**Collected data:**
## BEGIN
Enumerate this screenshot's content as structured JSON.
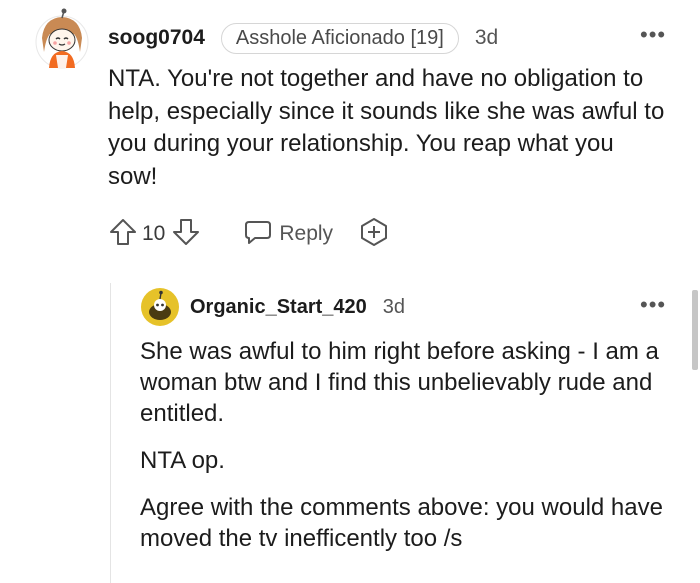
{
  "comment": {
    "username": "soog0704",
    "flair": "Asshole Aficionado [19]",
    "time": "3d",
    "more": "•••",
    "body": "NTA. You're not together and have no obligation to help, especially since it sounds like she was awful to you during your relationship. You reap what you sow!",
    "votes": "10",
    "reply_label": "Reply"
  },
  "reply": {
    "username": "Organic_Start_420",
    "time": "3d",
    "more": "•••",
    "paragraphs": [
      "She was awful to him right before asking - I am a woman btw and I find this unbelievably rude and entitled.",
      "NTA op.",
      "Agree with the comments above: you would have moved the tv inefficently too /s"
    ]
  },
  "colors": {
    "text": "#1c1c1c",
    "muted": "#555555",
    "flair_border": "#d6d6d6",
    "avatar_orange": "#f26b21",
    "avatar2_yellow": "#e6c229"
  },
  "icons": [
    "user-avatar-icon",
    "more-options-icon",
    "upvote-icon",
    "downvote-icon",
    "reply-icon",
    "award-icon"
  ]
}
## END
**Given task:**
Copy, from the material above, each line in which the string "this" occurs.

**Final result:**
Enumerate this screenshot's content as structured JSON.
      "She was awful to him right before asking - I am a woman btw and I find this unbelievably rude and entitled.",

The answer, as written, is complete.